%%

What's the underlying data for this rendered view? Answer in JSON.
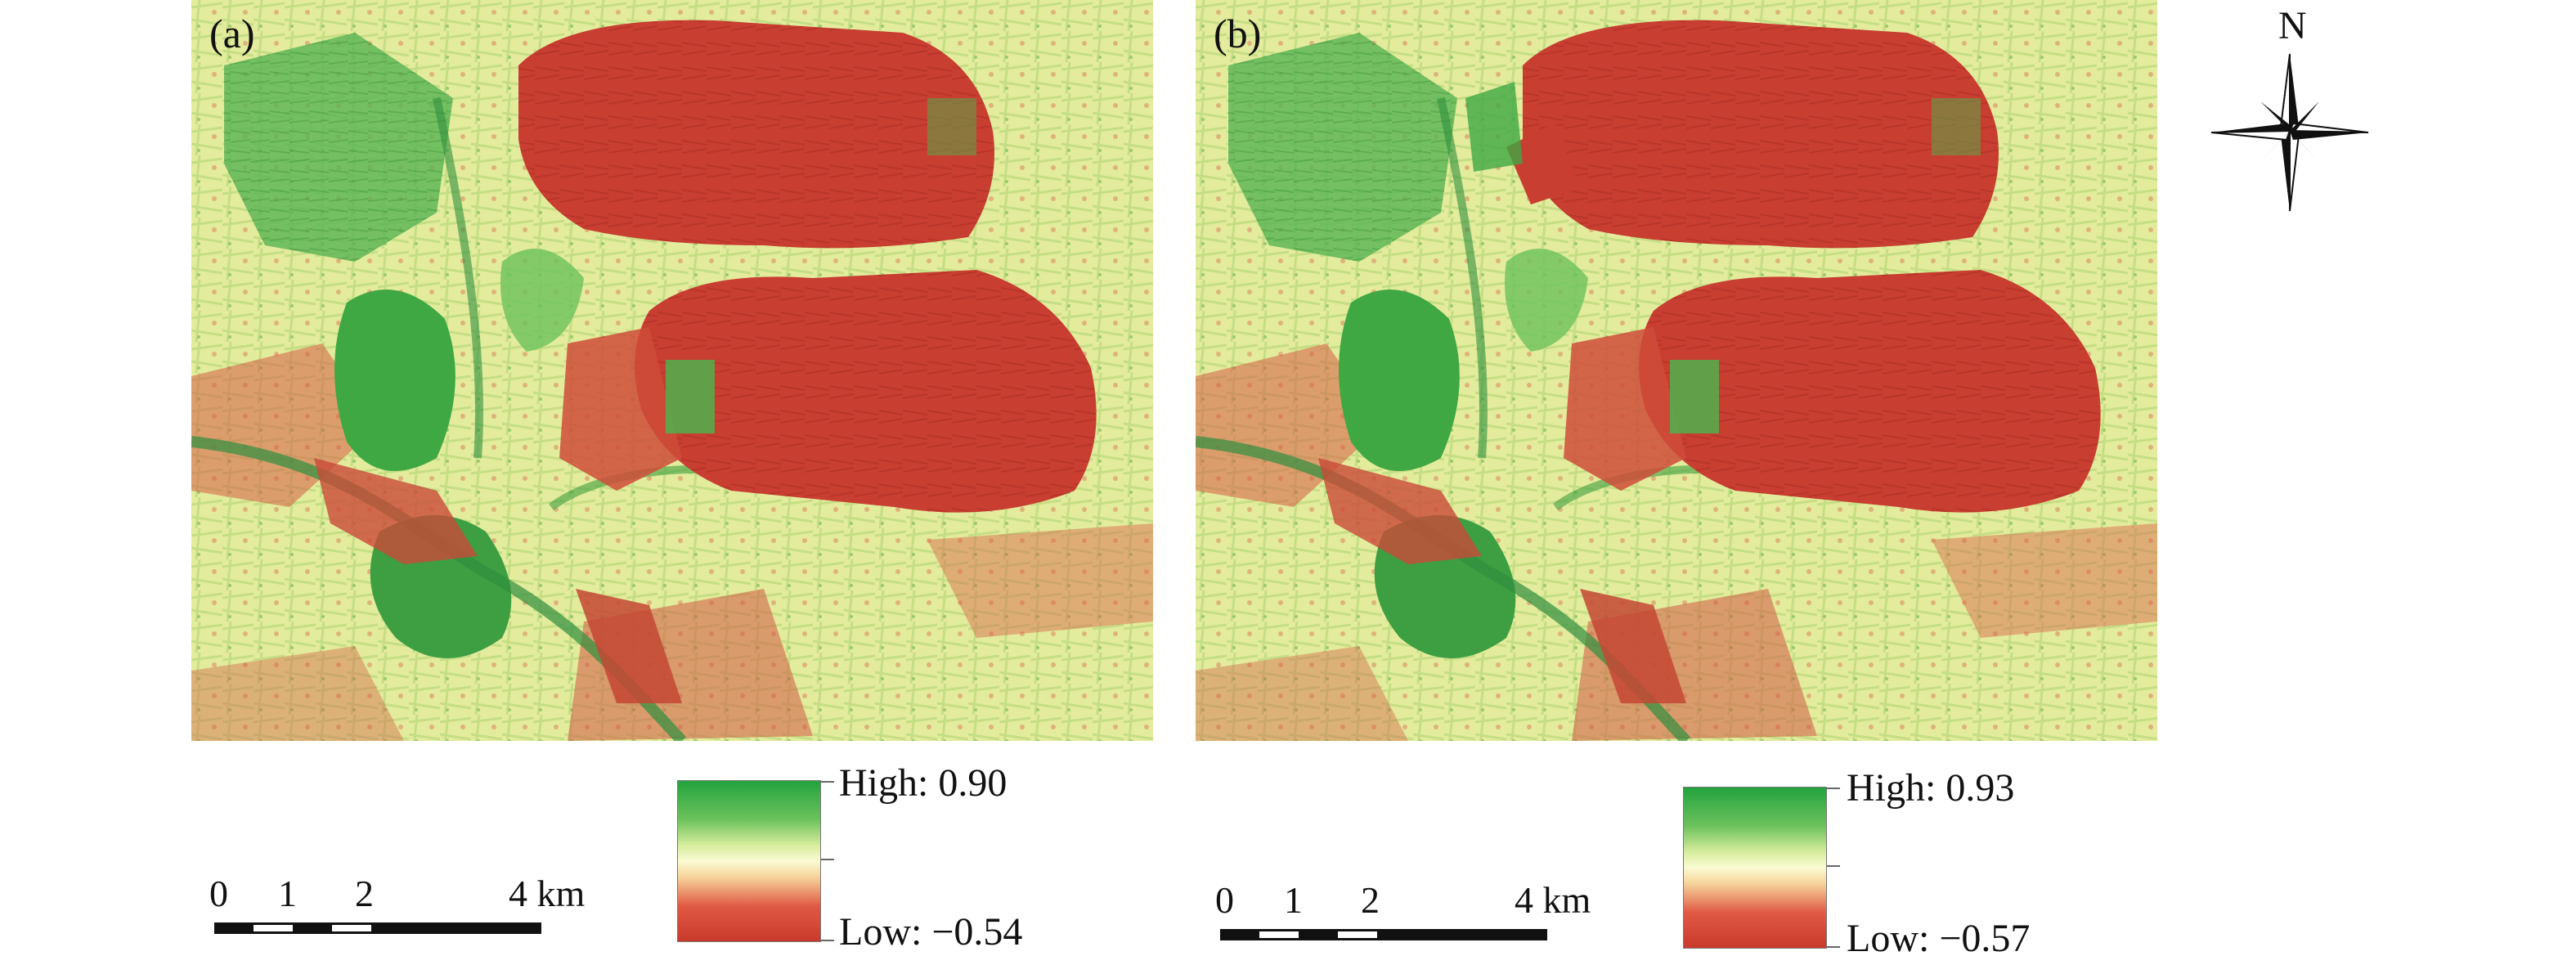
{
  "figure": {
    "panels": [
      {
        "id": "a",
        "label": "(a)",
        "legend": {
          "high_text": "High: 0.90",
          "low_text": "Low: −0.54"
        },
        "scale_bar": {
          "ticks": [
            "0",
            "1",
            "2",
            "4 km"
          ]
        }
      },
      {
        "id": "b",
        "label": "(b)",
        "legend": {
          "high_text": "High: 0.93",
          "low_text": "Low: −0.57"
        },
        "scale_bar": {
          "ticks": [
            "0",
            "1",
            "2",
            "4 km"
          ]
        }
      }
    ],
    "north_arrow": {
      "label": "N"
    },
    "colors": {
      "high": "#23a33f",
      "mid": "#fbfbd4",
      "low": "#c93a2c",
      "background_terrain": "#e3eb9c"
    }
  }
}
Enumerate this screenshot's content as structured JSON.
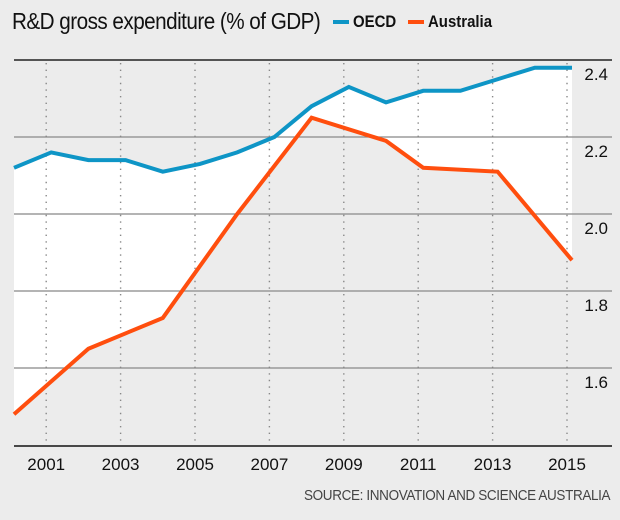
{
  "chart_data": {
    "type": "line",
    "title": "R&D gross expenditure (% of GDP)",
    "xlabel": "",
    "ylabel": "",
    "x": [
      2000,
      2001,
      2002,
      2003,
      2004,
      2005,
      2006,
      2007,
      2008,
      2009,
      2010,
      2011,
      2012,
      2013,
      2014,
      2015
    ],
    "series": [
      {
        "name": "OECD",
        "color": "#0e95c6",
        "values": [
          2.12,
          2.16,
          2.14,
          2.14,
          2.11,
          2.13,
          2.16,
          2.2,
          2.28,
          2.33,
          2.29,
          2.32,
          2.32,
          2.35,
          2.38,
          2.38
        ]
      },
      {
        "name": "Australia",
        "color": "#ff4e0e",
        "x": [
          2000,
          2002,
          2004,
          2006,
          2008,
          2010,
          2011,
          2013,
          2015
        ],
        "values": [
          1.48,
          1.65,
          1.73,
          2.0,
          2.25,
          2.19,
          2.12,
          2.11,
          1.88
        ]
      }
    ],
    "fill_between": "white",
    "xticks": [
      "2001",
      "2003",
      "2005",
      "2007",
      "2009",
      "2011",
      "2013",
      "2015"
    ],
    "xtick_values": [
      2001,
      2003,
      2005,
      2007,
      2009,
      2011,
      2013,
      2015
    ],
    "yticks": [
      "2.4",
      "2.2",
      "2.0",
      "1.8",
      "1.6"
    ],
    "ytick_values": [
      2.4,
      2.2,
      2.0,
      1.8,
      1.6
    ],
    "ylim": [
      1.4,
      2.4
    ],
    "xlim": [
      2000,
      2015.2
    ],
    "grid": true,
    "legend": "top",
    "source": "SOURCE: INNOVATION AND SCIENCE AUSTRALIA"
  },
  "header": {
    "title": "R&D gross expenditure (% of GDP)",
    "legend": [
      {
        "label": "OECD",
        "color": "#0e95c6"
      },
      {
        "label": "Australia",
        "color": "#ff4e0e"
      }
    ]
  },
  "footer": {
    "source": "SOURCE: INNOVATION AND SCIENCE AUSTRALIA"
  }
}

%%

Except for the pictures, copy the material above exactly.

_Solved problem_
What's the underlying data for this rendered view? Answer in JSON.
{
  "figure": {
    "panels": [
      {
        "id": "a",
        "label": "(a)",
        "legend": {
          "high_text": "High: 0.90",
          "low_text": "Low: −0.54"
        },
        "scale_bar": {
          "ticks": [
            "0",
            "1",
            "2",
            "4 km"
          ]
        }
      },
      {
        "id": "b",
        "label": "(b)",
        "legend": {
          "high_text": "High: 0.93",
          "low_text": "Low: −0.57"
        },
        "scale_bar": {
          "ticks": [
            "0",
            "1",
            "2",
            "4 km"
          ]
        }
      }
    ],
    "north_arrow": {
      "label": "N"
    },
    "colors": {
      "high": "#23a33f",
      "mid": "#fbfbd4",
      "low": "#c93a2c",
      "background_terrain": "#e3eb9c"
    }
  }
}
Enumerate this screenshot's content as structured JSON.
{
  "chart_data": {
    "type": "line",
    "title": "R&D gross expenditure (% of GDP)",
    "xlabel": "",
    "ylabel": "",
    "x": [
      2000,
      2001,
      2002,
      2003,
      2004,
      2005,
      2006,
      2007,
      2008,
      2009,
      2010,
      2011,
      2012,
      2013,
      2014,
      2015
    ],
    "series": [
      {
        "name": "OECD",
        "color": "#0e95c6",
        "values": [
          2.12,
          2.16,
          2.14,
          2.14,
          2.11,
          2.13,
          2.16,
          2.2,
          2.28,
          2.33,
          2.29,
          2.32,
          2.32,
          2.35,
          2.38,
          2.38
        ]
      },
      {
        "name": "Australia",
        "color": "#ff4e0e",
        "x": [
          2000,
          2002,
          2004,
          2006,
          2008,
          2010,
          2011,
          2013,
          2015
        ],
        "values": [
          1.48,
          1.65,
          1.73,
          2.0,
          2.25,
          2.19,
          2.12,
          2.11,
          1.88
        ]
      }
    ],
    "fill_between": "white",
    "xticks": [
      "2001",
      "2003",
      "2005",
      "2007",
      "2009",
      "2011",
      "2013",
      "2015"
    ],
    "xtick_values": [
      2001,
      2003,
      2005,
      2007,
      2009,
      2011,
      2013,
      2015
    ],
    "yticks": [
      "2.4",
      "2.2",
      "2.0",
      "1.8",
      "1.6"
    ],
    "ytick_values": [
      2.4,
      2.2,
      2.0,
      1.8,
      1.6
    ],
    "ylim": [
      1.4,
      2.4
    ],
    "xlim": [
      2000,
      2015.2
    ],
    "grid": true,
    "legend": "top",
    "source": "SOURCE: INNOVATION AND SCIENCE AUSTRALIA"
  },
  "header": {
    "title": "R&D gross expenditure (% of GDP)",
    "legend": [
      {
        "label": "OECD",
        "color": "#0e95c6"
      },
      {
        "label": "Australia",
        "color": "#ff4e0e"
      }
    ]
  },
  "footer": {
    "source": "SOURCE: INNOVATION AND SCIENCE AUSTRALIA"
  }
}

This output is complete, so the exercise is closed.